Goal of the exercise → Of the lines in the records that follow, how many include the word "sudėtis"? Answer with a bare number.

(A run of records)

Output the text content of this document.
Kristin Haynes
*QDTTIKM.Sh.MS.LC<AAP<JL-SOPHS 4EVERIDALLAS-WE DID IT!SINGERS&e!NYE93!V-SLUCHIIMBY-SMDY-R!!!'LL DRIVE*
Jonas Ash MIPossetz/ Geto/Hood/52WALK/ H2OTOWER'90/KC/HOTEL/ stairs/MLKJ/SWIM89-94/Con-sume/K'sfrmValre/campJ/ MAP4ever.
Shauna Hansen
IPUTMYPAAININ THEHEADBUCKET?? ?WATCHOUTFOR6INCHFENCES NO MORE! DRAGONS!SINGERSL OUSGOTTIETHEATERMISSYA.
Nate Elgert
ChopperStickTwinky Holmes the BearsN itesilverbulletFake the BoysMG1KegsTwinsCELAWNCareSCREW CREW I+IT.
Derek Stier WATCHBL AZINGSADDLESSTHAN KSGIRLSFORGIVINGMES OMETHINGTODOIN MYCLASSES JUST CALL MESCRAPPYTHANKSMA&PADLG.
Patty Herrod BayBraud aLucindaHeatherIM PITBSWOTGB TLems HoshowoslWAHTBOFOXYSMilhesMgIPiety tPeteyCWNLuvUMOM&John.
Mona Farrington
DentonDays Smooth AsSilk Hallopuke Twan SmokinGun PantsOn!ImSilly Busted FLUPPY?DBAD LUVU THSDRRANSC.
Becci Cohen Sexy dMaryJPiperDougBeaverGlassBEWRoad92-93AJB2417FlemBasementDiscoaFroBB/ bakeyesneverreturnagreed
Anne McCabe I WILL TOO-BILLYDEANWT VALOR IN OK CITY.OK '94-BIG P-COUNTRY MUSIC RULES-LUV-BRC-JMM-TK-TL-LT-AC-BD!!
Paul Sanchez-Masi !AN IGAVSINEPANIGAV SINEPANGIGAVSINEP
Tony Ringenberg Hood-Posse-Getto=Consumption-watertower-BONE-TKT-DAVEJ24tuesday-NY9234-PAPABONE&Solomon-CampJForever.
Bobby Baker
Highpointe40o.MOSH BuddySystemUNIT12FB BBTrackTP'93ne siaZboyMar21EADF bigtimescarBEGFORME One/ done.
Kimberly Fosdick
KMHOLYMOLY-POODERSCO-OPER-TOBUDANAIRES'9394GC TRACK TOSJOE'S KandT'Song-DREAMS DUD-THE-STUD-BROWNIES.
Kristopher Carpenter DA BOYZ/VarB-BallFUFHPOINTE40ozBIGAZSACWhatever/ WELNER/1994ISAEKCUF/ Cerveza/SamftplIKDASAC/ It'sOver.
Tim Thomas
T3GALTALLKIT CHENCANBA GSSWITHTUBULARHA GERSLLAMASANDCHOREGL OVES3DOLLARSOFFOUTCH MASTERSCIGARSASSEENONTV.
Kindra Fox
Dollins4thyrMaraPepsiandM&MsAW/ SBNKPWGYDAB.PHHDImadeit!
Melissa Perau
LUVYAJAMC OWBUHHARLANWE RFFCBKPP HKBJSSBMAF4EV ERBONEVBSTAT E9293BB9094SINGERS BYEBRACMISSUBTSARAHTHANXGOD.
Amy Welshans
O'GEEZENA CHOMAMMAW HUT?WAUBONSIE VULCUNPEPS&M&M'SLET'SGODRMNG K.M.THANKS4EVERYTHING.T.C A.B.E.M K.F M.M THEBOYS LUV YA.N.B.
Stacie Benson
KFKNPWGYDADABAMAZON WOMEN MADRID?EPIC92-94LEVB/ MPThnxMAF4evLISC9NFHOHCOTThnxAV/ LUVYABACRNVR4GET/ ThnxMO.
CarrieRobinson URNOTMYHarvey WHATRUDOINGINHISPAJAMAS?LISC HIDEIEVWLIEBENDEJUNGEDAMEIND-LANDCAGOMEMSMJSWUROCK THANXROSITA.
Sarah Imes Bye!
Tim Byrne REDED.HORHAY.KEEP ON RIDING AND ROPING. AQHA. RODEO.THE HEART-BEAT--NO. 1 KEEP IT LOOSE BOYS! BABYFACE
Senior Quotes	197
...
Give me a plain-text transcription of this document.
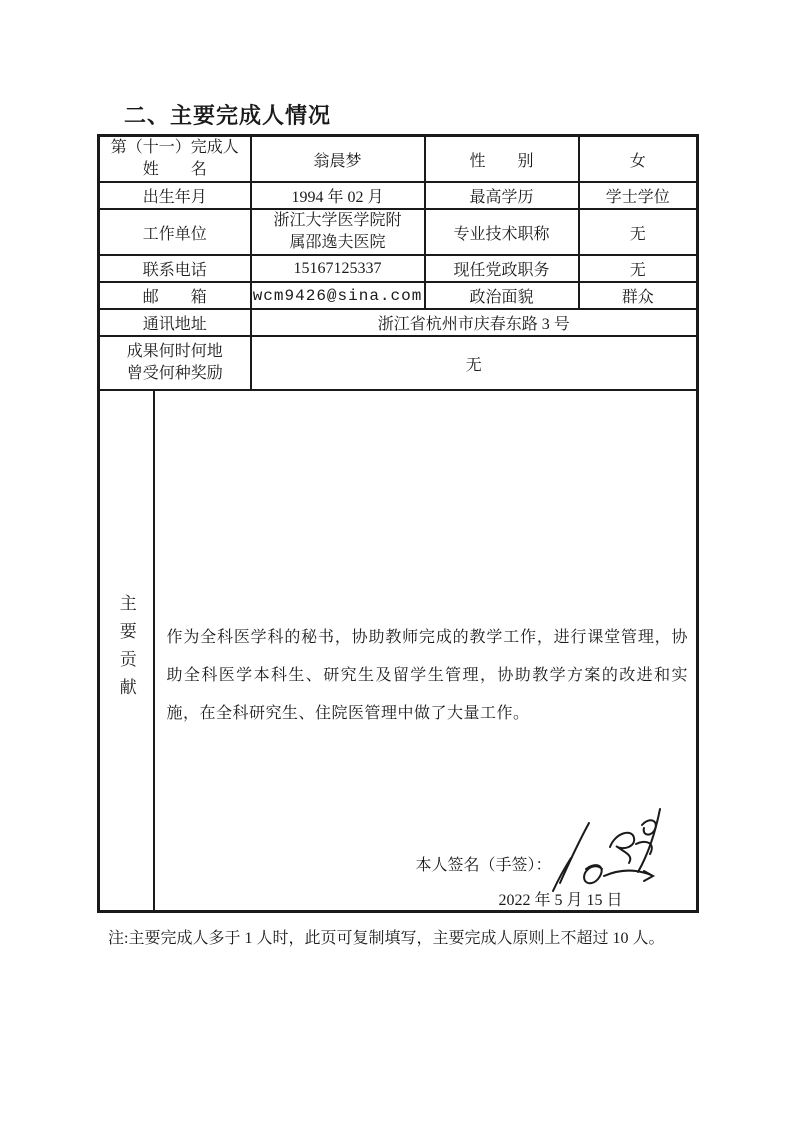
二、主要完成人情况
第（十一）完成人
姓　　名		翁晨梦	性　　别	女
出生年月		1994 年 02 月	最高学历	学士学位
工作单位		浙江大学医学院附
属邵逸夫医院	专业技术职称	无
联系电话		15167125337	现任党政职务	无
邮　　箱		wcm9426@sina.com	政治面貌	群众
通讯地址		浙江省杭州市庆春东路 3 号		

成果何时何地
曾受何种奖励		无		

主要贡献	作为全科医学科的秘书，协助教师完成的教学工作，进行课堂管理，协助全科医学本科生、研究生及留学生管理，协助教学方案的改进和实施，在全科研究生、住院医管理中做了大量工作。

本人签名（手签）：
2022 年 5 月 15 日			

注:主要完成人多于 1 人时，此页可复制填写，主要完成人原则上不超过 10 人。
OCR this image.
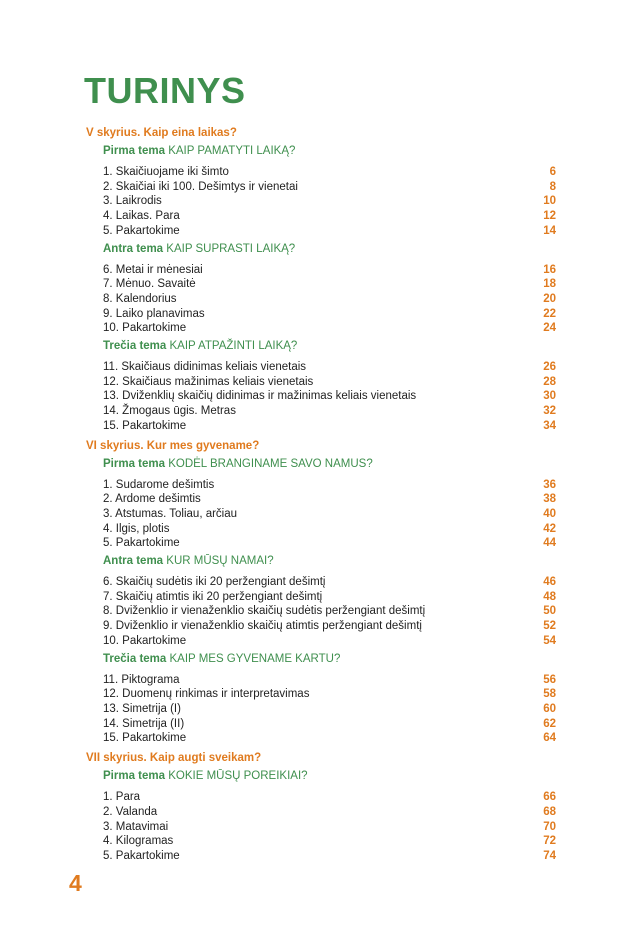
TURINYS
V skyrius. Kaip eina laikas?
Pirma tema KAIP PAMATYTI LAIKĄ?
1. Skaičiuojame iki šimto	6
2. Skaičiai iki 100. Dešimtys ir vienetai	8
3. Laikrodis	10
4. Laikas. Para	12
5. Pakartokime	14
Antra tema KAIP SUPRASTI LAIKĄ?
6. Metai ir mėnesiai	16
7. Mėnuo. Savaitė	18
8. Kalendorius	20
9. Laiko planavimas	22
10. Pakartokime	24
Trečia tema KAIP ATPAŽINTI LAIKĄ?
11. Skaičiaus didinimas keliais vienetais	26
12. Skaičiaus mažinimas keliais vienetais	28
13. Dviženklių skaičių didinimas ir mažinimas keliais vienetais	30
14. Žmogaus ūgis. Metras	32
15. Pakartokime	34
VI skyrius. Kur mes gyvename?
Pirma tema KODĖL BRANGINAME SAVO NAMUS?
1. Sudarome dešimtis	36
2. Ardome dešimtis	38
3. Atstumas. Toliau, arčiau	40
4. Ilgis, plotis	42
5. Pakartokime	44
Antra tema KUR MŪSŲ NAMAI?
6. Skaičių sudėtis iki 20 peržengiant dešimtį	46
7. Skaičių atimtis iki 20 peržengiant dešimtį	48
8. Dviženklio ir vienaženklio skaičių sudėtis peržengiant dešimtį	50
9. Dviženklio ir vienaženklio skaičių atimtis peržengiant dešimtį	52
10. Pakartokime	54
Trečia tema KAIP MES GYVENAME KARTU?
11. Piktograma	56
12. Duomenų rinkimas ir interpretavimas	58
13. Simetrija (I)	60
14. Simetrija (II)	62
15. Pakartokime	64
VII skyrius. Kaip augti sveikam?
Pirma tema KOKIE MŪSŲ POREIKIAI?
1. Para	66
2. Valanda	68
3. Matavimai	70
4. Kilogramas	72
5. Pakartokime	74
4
==
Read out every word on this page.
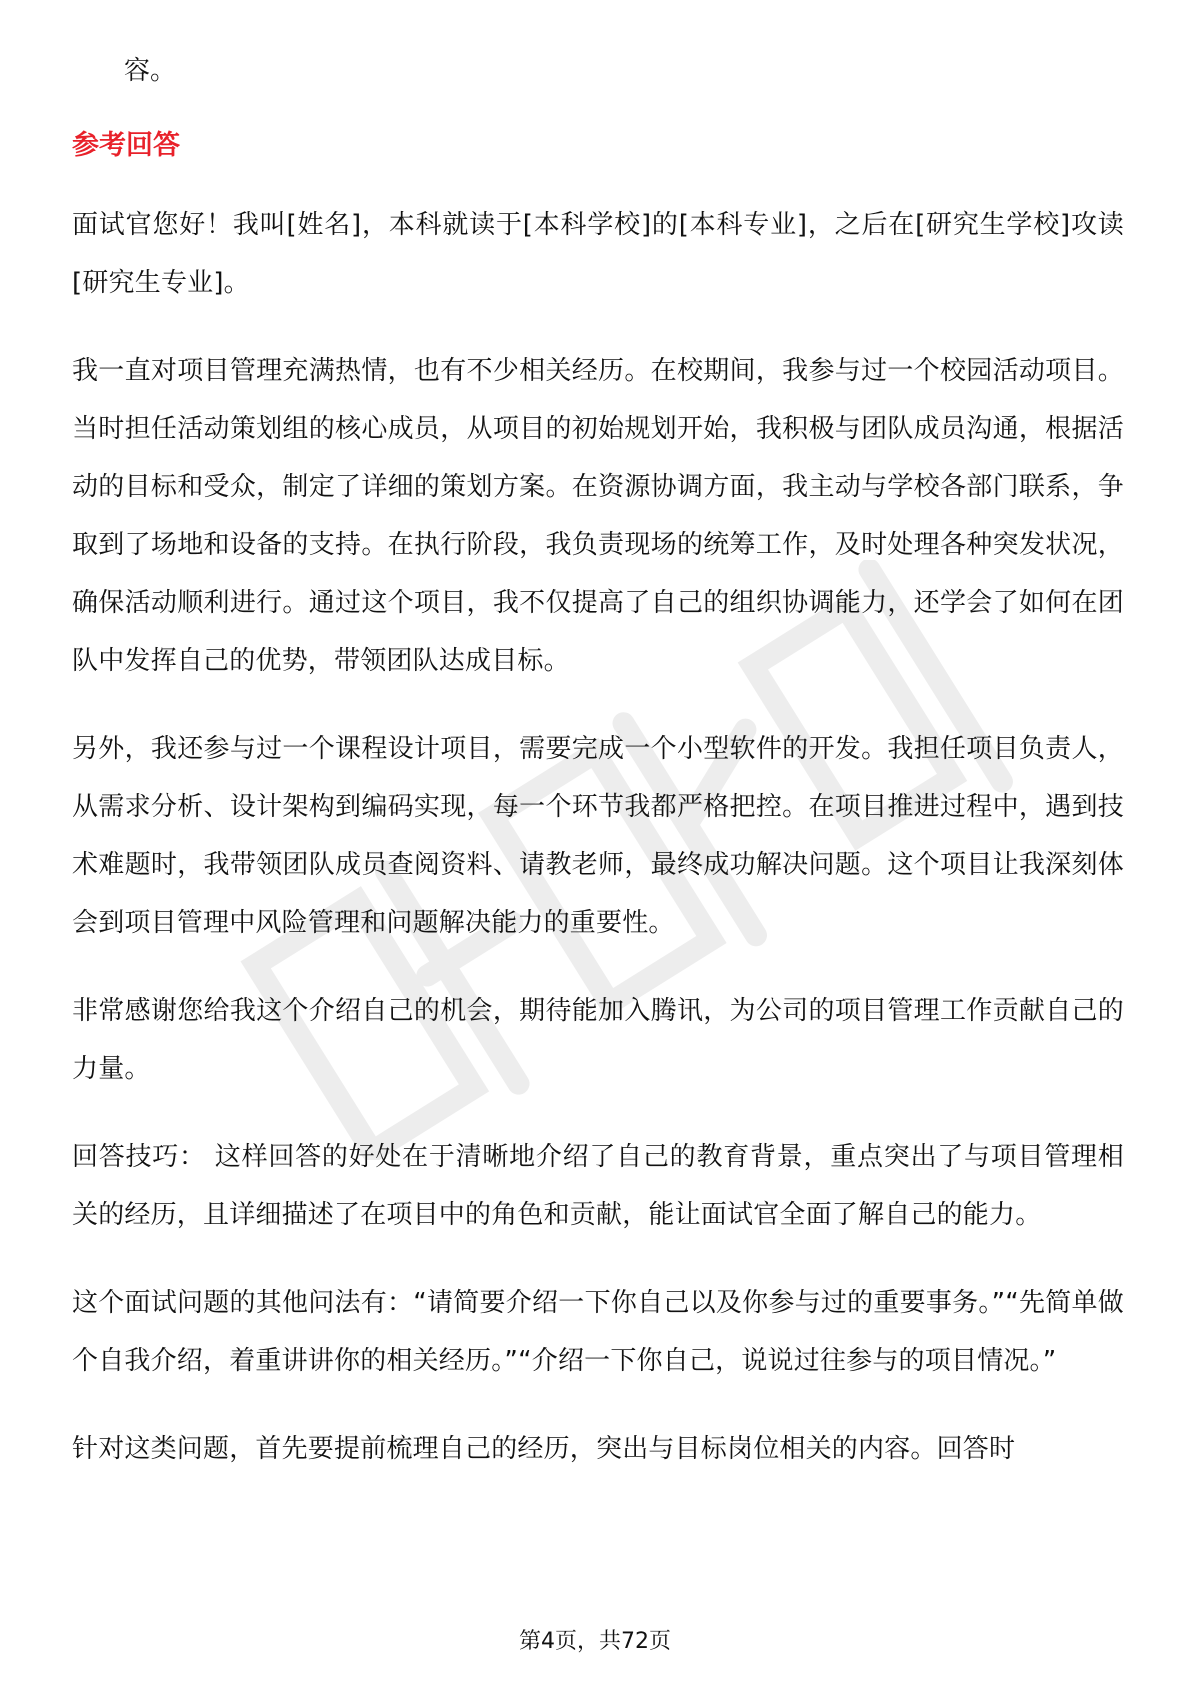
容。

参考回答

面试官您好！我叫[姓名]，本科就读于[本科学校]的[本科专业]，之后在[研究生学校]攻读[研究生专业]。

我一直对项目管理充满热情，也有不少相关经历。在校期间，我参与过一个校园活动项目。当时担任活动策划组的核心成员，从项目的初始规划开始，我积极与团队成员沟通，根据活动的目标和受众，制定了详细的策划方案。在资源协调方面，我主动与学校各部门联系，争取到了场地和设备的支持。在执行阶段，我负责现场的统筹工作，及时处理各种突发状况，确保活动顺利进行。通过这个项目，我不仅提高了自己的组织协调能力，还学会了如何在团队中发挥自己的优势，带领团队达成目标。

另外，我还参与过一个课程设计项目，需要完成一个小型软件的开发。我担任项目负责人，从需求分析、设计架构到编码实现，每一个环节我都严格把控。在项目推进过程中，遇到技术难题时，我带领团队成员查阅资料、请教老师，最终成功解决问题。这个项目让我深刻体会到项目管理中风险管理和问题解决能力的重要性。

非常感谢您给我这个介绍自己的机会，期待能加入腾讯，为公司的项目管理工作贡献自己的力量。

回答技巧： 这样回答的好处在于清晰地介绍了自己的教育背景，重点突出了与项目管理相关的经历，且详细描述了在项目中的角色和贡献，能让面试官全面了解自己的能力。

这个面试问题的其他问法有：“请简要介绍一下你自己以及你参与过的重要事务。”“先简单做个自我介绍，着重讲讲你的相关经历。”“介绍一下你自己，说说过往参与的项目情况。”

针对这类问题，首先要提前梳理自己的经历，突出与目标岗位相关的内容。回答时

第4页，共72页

Answer to this problem → 2